┌──

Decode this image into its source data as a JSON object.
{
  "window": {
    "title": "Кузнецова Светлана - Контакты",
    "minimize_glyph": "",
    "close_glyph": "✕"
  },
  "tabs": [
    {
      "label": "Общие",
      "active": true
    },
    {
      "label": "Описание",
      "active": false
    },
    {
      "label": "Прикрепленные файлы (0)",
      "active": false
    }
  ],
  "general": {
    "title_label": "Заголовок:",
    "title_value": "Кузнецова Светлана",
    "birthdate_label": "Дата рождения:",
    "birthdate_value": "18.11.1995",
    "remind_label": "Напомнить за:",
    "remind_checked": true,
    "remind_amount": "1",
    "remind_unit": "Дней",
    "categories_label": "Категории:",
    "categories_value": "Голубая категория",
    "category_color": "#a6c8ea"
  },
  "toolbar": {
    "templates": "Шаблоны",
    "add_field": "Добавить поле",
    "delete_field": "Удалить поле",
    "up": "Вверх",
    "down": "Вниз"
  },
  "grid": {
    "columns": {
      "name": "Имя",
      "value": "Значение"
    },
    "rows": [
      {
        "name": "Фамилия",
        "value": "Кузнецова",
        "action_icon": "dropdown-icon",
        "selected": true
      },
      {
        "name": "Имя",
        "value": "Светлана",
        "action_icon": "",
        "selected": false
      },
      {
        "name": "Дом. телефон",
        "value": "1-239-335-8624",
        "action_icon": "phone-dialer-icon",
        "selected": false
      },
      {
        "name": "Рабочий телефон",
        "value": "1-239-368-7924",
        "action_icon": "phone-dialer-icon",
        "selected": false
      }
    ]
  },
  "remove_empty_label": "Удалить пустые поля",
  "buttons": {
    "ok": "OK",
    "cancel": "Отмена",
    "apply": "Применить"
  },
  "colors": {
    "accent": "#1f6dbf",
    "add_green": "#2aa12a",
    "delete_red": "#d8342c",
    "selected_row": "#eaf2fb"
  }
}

└──

** STATED PROBLEM **
Reply with nothing but a number: how many lines of the entries above contain the string "телефон"?

** FULL ANSWER **
2